== Requirements ==
Of the lines in this material, how many contain "Sociedad"? Answer with a single number only.

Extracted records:
-----

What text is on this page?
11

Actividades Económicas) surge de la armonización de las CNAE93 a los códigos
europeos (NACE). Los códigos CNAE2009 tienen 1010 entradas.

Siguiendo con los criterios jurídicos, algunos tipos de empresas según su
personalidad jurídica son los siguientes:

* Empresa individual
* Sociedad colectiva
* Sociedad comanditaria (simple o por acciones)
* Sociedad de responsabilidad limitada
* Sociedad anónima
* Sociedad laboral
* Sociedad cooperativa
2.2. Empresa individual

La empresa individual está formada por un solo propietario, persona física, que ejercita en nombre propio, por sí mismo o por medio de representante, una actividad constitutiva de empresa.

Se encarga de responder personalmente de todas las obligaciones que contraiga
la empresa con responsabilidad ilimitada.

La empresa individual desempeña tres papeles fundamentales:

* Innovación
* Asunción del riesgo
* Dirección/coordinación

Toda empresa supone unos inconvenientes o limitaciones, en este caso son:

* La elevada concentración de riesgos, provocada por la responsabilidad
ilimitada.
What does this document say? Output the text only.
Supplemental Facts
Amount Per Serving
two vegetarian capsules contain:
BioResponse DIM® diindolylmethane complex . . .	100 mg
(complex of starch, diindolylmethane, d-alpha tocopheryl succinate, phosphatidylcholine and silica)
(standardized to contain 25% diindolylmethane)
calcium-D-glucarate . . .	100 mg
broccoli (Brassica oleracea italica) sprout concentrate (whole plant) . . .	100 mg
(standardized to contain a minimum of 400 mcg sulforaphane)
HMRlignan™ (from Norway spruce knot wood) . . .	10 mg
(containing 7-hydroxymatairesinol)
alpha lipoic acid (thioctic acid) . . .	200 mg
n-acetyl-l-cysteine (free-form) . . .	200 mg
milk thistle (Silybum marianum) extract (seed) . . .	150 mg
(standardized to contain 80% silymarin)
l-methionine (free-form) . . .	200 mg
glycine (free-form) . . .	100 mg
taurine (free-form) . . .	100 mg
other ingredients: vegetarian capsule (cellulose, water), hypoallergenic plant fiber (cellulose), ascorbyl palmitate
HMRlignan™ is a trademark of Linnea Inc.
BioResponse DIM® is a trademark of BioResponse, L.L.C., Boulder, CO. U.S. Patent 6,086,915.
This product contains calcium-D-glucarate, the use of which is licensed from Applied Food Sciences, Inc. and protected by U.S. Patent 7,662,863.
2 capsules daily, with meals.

-----

== Exercise solution ==
6